» EXERCISE INSTRUCTIONS
Wherever the word "subtitle" shows up in a line, please copy that line.

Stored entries
▶
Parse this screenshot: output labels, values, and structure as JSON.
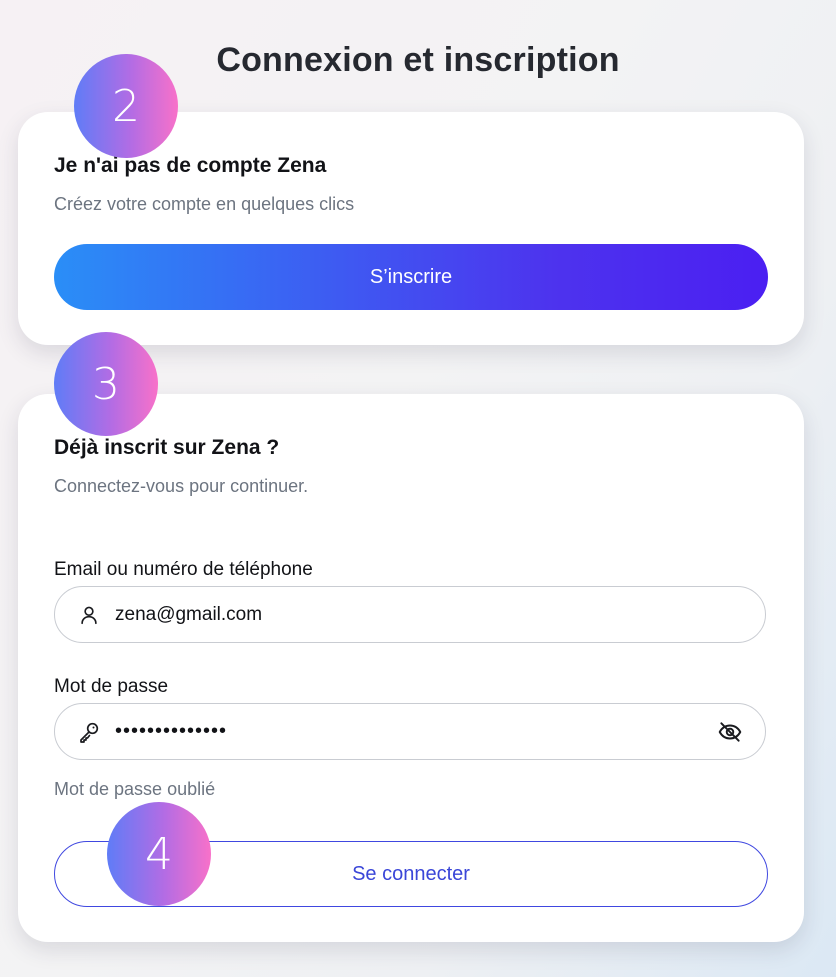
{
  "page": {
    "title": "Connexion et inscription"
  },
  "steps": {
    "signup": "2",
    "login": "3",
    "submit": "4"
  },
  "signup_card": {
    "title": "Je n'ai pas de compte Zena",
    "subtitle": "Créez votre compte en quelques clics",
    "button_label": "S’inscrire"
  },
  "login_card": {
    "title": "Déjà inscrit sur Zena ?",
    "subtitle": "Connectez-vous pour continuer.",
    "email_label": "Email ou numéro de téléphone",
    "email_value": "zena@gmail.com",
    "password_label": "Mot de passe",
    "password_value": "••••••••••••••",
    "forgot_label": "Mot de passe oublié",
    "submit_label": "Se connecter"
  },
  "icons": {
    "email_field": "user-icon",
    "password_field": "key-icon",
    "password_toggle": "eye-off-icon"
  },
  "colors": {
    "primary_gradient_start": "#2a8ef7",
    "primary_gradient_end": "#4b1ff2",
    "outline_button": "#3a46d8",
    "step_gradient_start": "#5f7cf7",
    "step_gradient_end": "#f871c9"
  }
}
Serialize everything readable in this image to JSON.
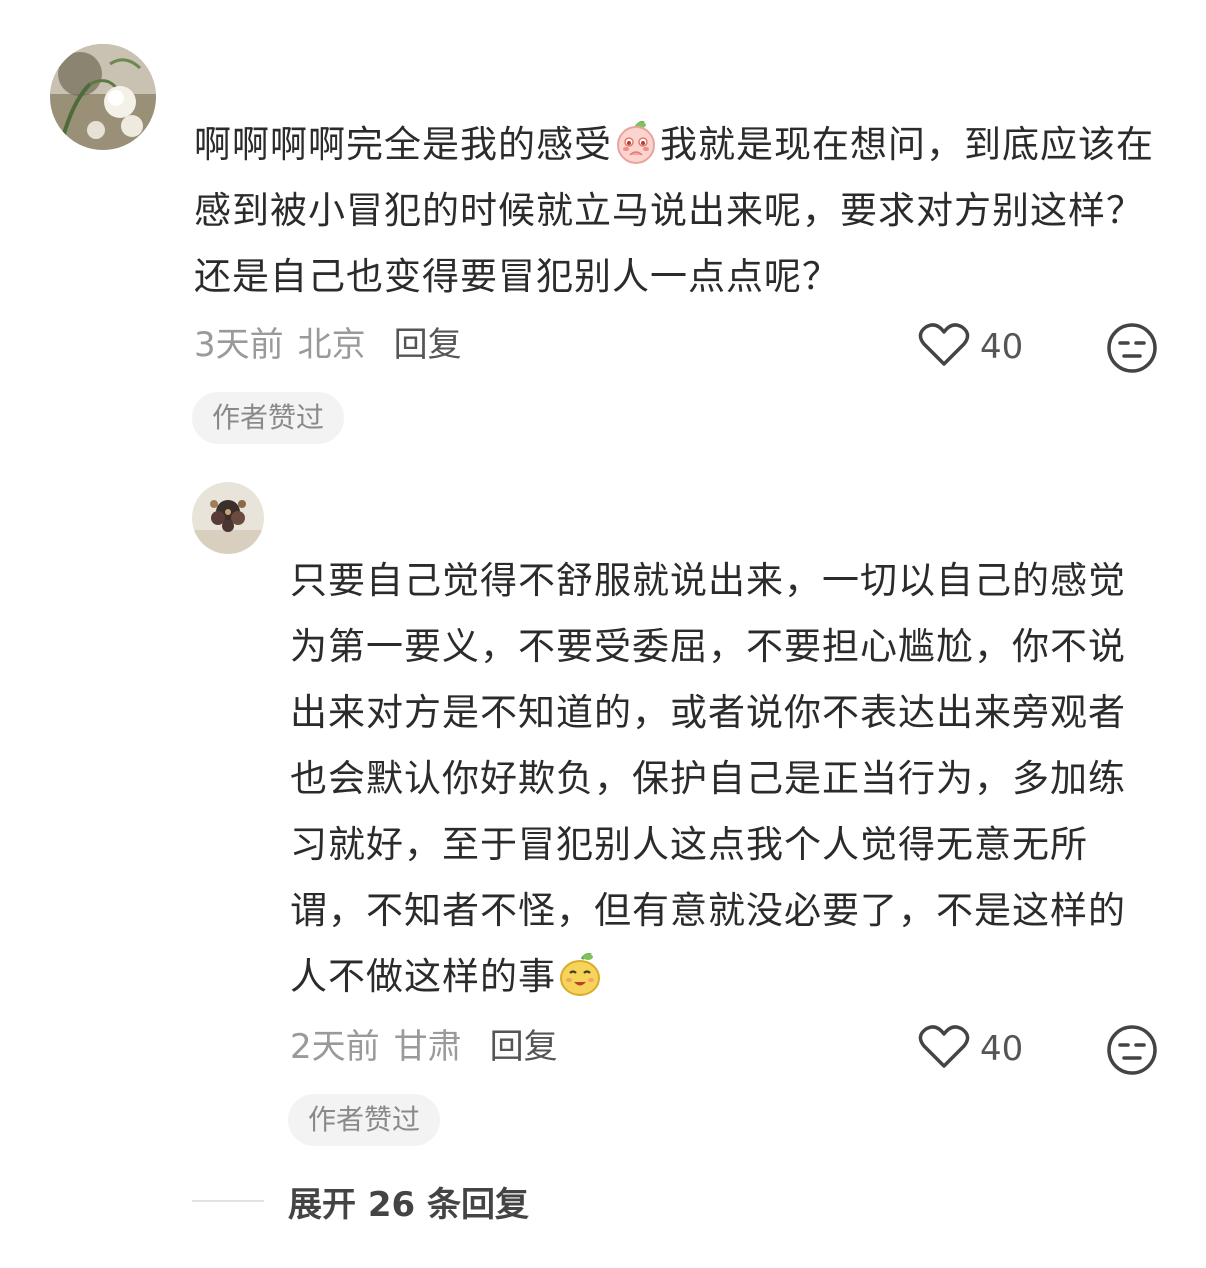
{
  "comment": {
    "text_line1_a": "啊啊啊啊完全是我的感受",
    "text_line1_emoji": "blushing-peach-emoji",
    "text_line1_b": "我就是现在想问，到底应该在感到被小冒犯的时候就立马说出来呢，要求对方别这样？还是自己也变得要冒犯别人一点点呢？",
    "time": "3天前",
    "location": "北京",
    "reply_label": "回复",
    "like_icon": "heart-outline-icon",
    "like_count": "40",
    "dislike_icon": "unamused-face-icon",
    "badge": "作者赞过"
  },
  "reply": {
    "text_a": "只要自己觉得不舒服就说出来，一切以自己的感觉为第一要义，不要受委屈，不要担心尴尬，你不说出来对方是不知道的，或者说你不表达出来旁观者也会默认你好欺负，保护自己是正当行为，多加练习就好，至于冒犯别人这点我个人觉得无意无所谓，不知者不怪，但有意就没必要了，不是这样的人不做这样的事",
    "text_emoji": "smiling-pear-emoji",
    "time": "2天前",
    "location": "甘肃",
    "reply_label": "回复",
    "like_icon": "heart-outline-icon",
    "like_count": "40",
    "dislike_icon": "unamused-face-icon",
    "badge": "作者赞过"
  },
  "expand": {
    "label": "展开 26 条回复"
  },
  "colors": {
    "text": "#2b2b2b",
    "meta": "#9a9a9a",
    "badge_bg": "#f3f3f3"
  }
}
◀
» WORKED SOLUTION
    "subtitle": "Créez votre compte en quelques clics",
    "subtitle": "Connectez-vous pour continuer.",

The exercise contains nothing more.